**What is needed:**
Identify every line containing the word "PARET" and reproduce each one.

**Data shown:**
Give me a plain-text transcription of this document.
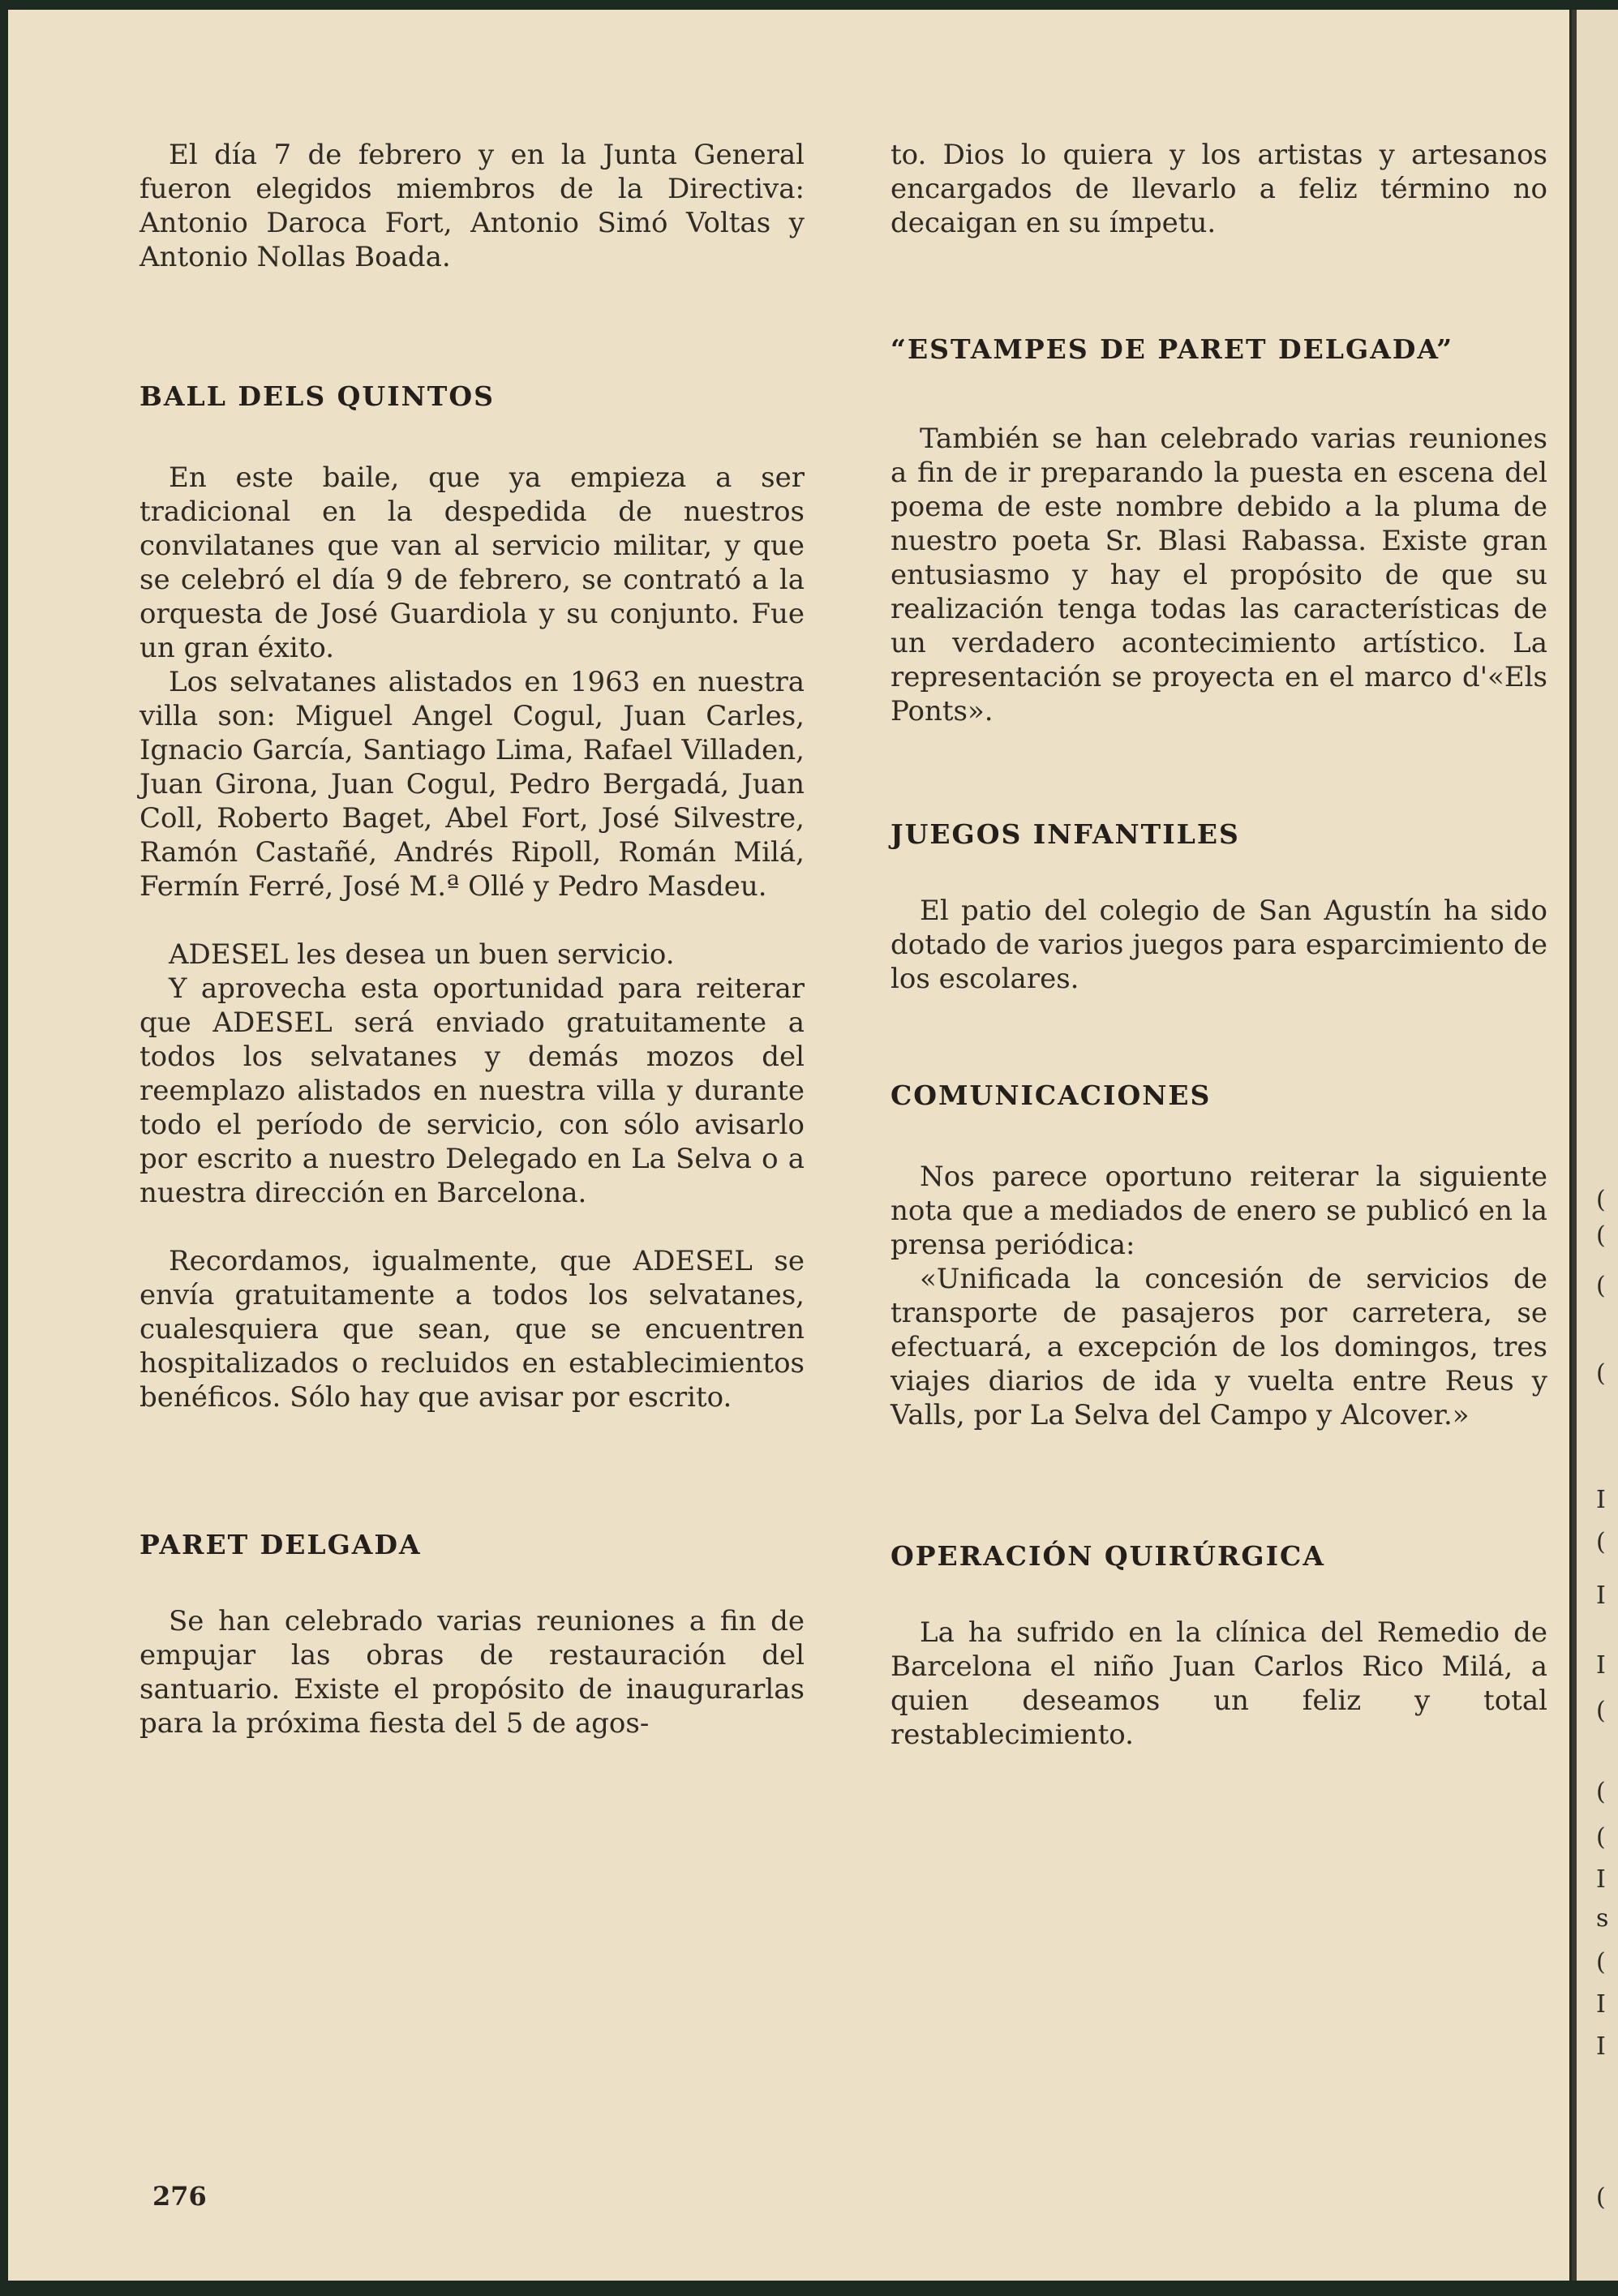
El día 7 de febrero y en la Junta General fueron elegidos miembros de la Directiva: Antonio Daroca Fort, Antonio Simó Voltas y Antonio Nollas Boada.

BALL DELS QUINTOS

En este baile, que ya empieza a ser tradicional en la despedida de nuestros convilatanes que van al servicio militar, y que se celebró el día 9 de febrero, se contrató a la orquesta de José Guardiola y su conjunto. Fue un gran éxito.

Los selvatanes alistados en 1963 en nuestra villa son: Miguel Angel Cogul, Juan Carles, Ignacio García, Santiago Lima, Rafael Villaden, Juan Girona, Juan Cogul, Pedro Bergadá, Juan Coll, Roberto Baget, Abel Fort, José Silvestre, Ramón Castañé, Andrés Ripoll, Román Milá, Fermín Ferré, José M.ª Ollé y Pedro Masdeu.

ADESEL les desea un buen servicio.

Y aprovecha esta oportunidad para reiterar que ADESEL será enviado gratuitamente a todos los selvatanes y demás mozos del reemplazo alistados en nuestra villa y durante todo el período de servicio, con sólo avisarlo por escrito a nuestro Delegado en La Selva o a nuestra dirección en Barcelona.

Recordamos, igualmente, que ADESEL se envía gratuitamente a todos los selvatanes, cualesquiera que sean, que se encuentren hospitalizados o recluidos en establecimientos benéficos. Sólo hay que avisar por escrito.

PARET DELGADA

Se han celebrado varias reuniones a fin de empujar las obras de restauración del santuario. Existe el propósito de inaugurarlas para la próxima fiesta del 5 de agos-

to. Dios lo quiera y los artistas y artesanos encargados de llevarlo a feliz término no decaigan en su ímpetu.

“ESTAMPES DE PARET DELGADA”

También se han celebrado varias reuniones a fin de ir preparando la puesta en escena del poema de este nombre debido a la pluma de nuestro poeta Sr. Blasi Rabassa. Existe gran entusiasmo y hay el propósito de que su realización tenga todas las características de un verdadero acontecimiento artístico. La representación se proyecta en el marco d'«Els Ponts».

JUEGOS INFANTILES

El patio del colegio de San Agustín ha sido dotado de varios juegos para esparcimiento de los escolares.

COMUNICACIONES

Nos parece oportuno reiterar la siguiente nota que a mediados de enero se publicó en la prensa periódica:

«Unificada la concesión de servicios de transporte de pasajeros por carretera, se efectuará, a excepción de los domingos, tres viajes diarios de ida y vuelta entre Reus y Valls, por La Selva del Campo y Alcover.»

OPERACIÓN QUIRÚRGICA

La ha sufrido en la clínica del Remedio de Barcelona el niño Juan Carlos Rico Milá, a quien deseamos un feliz y total restablecimiento.

276
(
(
(
(
I
(
I
I
(
(
(
I
s
(
I
I
(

**Problem solution:**
PARET DELGADA
“ESTAMPES DE PARET DELGADA”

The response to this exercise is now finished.